Instructions for the task: Reply with one number: how many lines contain the word "selected".

Provided records:
◆ ◆ ◆ ◆ ◆ ◆ ◆
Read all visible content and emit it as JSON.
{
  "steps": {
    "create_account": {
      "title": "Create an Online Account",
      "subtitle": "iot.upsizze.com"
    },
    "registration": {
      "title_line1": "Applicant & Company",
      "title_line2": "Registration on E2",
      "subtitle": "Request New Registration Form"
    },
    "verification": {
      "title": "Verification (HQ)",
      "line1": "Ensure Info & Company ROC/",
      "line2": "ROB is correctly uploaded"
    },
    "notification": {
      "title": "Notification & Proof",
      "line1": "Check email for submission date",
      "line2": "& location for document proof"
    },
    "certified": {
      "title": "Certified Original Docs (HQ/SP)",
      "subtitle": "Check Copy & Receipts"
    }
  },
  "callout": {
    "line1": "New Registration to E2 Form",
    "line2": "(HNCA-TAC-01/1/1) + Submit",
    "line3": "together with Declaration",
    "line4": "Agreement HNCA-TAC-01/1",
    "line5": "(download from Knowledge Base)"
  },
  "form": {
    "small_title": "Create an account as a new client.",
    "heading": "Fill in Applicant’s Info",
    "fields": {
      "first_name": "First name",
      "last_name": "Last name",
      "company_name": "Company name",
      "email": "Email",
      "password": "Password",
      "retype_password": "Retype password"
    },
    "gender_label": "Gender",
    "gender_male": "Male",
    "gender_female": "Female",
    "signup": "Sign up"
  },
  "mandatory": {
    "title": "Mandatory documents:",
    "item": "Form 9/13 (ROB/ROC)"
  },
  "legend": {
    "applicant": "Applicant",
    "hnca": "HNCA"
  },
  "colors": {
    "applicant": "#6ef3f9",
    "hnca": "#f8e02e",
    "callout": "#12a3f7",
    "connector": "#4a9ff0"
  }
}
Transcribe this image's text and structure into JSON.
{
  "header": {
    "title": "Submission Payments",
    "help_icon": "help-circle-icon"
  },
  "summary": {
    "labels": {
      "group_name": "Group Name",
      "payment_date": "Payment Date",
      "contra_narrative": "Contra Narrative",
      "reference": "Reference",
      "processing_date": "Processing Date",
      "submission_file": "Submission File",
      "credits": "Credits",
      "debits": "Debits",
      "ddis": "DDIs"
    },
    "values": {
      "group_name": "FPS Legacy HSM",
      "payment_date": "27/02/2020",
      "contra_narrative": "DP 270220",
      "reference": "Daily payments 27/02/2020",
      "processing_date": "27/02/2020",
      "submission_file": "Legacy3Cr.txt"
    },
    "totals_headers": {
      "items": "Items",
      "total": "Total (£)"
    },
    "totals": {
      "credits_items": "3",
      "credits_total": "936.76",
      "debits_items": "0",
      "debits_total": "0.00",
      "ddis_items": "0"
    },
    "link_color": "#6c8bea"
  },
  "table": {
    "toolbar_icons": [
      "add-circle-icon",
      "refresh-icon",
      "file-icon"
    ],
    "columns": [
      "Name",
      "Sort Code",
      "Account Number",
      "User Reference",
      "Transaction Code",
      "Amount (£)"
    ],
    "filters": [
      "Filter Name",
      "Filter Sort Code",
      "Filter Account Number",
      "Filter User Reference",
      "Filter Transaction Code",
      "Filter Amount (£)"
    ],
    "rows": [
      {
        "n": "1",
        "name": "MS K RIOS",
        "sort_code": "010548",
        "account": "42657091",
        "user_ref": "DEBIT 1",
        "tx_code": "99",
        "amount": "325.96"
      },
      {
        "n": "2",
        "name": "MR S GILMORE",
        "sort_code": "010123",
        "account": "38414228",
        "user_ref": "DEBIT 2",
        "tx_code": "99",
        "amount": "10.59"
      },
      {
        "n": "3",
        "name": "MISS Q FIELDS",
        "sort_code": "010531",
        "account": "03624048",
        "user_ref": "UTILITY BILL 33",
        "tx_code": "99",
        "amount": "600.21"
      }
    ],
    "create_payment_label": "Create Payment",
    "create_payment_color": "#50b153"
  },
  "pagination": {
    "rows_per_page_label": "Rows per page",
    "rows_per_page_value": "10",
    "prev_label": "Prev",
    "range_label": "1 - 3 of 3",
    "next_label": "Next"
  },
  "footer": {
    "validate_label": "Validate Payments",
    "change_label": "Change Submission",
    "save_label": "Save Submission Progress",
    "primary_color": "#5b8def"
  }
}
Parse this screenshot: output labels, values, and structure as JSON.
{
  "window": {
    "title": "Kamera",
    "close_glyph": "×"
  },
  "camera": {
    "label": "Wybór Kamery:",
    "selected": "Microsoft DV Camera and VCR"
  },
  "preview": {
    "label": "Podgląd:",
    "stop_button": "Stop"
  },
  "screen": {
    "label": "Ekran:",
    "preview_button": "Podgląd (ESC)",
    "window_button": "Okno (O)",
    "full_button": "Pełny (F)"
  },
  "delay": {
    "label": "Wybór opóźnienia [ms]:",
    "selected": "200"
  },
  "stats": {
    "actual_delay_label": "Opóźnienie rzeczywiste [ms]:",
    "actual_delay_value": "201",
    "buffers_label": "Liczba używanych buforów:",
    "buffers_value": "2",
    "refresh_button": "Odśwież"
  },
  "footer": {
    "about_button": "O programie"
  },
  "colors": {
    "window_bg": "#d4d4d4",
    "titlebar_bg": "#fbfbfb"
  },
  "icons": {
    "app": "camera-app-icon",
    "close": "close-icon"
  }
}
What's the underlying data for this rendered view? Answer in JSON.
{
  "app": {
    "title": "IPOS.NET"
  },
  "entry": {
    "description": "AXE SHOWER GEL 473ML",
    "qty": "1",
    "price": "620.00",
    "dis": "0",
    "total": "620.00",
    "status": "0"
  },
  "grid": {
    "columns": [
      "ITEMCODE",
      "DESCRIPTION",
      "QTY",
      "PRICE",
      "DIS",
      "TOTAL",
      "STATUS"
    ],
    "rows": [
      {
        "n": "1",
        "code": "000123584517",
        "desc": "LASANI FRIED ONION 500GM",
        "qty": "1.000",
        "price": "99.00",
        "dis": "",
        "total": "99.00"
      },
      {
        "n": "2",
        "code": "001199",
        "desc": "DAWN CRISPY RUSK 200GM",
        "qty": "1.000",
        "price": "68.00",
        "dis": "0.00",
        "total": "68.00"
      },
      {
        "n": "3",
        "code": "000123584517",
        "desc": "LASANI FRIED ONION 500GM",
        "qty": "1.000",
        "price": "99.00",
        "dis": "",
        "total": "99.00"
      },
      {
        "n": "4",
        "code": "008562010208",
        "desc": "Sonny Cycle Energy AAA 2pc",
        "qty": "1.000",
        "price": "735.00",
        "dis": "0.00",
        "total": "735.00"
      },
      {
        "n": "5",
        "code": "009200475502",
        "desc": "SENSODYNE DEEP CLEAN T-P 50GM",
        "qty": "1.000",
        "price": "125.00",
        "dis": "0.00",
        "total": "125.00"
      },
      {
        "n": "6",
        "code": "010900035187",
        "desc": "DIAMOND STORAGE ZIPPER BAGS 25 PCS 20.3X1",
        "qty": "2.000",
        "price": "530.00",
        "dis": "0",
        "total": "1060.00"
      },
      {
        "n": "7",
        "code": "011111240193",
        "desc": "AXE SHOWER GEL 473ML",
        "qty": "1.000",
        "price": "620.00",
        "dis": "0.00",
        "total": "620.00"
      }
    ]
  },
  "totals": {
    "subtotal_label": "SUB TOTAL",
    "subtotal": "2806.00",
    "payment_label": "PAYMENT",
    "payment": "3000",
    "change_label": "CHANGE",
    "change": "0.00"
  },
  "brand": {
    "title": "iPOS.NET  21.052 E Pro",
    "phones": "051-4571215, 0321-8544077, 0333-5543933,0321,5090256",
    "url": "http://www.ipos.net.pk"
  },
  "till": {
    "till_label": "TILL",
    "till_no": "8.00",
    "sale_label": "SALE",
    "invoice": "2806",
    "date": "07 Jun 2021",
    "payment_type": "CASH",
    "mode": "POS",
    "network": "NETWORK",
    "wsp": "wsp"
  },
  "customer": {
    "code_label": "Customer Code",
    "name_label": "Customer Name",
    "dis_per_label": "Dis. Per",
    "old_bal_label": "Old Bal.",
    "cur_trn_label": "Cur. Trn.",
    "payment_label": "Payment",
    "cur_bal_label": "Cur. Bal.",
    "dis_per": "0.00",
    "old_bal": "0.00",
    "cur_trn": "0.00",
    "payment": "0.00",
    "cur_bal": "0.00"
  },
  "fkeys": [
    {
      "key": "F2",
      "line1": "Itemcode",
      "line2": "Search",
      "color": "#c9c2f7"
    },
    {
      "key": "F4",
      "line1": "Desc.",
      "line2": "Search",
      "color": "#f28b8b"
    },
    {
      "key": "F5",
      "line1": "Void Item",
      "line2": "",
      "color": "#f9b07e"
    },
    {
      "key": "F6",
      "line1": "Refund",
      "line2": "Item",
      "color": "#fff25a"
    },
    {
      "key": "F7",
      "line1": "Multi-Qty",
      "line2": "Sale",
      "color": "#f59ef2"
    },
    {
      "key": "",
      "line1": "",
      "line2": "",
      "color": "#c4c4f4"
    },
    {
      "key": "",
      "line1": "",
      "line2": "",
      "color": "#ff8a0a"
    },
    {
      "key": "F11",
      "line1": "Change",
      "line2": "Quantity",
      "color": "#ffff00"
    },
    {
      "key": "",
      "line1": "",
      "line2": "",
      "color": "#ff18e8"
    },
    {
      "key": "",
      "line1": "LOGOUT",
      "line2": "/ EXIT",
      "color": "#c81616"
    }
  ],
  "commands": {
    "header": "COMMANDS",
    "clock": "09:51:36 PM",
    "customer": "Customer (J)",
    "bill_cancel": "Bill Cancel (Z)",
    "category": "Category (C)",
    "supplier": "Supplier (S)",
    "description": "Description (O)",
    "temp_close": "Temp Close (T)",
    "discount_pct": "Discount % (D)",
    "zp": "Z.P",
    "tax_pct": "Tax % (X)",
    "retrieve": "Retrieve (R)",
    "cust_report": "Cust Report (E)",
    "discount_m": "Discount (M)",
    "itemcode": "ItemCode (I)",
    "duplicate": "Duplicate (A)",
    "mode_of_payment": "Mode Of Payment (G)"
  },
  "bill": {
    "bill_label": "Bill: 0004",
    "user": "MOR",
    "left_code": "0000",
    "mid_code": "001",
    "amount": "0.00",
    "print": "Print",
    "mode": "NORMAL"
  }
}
◆ ◆ ◆ ◆ ◆ ◆ ◆
Right answer: 2